▸ **WORK TO DO**: Going through the material below, please gather all lines with the word "TEMA" in them.

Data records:
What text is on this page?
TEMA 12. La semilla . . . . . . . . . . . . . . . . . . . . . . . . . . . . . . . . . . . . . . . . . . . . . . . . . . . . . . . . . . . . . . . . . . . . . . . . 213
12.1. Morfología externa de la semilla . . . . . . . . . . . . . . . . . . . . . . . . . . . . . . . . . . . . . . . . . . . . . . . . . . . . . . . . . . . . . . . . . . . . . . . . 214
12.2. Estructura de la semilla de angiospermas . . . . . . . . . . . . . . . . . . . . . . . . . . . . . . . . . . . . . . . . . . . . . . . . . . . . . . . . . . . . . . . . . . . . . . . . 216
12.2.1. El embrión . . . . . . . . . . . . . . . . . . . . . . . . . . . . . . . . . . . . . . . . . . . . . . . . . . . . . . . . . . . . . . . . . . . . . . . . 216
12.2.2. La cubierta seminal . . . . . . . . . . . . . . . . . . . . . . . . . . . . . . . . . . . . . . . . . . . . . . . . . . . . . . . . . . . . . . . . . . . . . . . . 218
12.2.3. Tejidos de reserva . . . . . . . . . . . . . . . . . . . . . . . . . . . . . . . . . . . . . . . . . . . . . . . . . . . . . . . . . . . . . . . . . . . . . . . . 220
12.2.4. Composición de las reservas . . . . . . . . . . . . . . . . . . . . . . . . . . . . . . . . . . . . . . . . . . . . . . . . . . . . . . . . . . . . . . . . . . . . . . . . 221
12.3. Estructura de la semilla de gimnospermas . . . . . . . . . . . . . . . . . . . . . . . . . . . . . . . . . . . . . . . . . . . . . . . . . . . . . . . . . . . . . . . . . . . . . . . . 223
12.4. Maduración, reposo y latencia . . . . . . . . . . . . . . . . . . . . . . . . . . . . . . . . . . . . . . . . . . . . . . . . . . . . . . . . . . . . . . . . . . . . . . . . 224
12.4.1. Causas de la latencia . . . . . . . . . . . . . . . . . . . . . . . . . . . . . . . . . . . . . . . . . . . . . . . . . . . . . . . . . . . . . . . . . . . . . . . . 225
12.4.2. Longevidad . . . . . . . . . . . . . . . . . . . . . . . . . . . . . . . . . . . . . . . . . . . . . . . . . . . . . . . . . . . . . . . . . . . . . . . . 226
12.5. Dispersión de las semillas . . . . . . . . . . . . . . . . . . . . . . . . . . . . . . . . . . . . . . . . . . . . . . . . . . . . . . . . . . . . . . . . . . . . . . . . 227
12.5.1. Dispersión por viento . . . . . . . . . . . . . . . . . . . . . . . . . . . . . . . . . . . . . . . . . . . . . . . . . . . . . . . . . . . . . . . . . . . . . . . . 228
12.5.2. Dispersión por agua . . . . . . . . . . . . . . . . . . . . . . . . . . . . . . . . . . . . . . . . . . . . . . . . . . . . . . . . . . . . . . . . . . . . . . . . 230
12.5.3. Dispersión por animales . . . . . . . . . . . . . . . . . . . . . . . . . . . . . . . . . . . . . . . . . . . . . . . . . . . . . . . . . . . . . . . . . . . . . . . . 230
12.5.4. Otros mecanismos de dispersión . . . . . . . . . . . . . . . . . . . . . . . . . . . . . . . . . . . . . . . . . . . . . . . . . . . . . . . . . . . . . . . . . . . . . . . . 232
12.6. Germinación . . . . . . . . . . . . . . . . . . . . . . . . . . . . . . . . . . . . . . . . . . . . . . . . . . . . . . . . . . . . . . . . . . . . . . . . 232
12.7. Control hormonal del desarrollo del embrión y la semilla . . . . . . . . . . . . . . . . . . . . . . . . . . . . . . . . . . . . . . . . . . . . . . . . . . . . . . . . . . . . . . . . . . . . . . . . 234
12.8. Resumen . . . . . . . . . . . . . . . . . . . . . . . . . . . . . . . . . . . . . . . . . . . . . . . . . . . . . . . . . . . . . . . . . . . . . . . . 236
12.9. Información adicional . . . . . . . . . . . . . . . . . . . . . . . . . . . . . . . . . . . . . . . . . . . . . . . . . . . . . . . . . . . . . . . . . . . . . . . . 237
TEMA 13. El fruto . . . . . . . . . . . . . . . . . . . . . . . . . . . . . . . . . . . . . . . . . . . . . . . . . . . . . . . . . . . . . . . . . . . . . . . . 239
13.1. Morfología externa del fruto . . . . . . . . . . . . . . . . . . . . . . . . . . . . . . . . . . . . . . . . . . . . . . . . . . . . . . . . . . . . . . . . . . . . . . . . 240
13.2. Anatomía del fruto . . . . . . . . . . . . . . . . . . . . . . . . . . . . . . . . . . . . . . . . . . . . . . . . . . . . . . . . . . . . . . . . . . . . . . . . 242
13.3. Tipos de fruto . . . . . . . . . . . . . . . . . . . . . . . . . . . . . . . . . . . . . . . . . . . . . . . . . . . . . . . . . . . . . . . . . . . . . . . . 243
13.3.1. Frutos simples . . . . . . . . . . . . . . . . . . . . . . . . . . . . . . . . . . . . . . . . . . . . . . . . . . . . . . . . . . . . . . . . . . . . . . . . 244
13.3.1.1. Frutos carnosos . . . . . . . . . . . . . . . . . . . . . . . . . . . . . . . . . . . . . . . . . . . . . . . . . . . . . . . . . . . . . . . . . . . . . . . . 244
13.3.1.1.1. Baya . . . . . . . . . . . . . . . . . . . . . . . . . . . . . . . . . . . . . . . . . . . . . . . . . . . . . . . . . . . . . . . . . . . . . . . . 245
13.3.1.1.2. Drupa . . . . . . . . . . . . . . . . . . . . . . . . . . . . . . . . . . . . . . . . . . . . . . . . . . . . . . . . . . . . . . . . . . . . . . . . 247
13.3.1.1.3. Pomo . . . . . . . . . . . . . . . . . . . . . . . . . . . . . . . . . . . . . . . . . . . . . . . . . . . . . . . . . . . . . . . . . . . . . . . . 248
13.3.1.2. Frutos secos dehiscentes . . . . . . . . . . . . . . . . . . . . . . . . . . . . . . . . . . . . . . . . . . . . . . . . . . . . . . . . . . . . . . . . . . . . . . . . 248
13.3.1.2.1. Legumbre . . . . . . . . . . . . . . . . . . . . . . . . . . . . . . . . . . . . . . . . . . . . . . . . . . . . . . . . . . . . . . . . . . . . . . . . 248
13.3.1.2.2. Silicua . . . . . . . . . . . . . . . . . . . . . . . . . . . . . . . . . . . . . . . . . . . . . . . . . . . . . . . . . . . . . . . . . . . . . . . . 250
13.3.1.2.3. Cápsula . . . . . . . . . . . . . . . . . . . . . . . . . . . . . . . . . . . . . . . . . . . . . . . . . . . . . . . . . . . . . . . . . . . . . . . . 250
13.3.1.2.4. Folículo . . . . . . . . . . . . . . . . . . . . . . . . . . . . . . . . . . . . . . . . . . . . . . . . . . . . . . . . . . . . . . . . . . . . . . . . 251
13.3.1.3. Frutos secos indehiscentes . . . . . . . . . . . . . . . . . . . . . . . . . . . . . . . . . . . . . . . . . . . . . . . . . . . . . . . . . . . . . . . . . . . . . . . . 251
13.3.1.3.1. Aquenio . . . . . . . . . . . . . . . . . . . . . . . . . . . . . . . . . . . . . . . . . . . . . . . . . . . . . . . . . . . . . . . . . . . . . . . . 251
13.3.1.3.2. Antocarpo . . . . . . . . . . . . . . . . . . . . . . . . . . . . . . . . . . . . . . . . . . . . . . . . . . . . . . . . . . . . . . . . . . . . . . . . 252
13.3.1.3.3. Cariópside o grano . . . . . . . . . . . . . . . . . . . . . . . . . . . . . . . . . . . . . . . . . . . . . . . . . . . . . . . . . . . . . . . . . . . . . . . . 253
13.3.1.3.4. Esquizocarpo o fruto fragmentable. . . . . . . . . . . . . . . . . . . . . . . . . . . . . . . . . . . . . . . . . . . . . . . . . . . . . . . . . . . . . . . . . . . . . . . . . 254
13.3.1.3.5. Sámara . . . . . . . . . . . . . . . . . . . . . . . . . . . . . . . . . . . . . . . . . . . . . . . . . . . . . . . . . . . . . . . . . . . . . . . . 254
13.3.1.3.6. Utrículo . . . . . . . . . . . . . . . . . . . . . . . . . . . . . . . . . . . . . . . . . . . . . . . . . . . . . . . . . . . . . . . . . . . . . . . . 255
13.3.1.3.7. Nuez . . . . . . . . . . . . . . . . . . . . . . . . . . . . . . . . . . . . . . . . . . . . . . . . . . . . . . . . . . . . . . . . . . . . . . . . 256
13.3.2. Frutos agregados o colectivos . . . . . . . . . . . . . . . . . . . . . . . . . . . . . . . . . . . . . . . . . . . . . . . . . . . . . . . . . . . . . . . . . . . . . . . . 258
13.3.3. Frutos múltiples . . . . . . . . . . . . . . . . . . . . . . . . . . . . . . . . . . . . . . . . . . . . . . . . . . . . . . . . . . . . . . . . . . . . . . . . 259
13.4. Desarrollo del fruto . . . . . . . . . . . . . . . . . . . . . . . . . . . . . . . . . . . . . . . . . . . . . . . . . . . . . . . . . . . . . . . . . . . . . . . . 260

▸ **FINAL RESULT**:
TEMA 12. La semilla . . . . . . . . . . . . . . . . . . . . . . . . . . . . . . . . . . . . . . . . . . . . . . . . . . . . . . . . . . . . . . . . . . . . . . . . 213
TEMA 13. El fruto . . . . . . . . . . . . . . . . . . . . . . . . . . . . . . . . . . . . . . . . . . . . . . . . . . . . . . . . . . . . . . . . . . . . . . . . 239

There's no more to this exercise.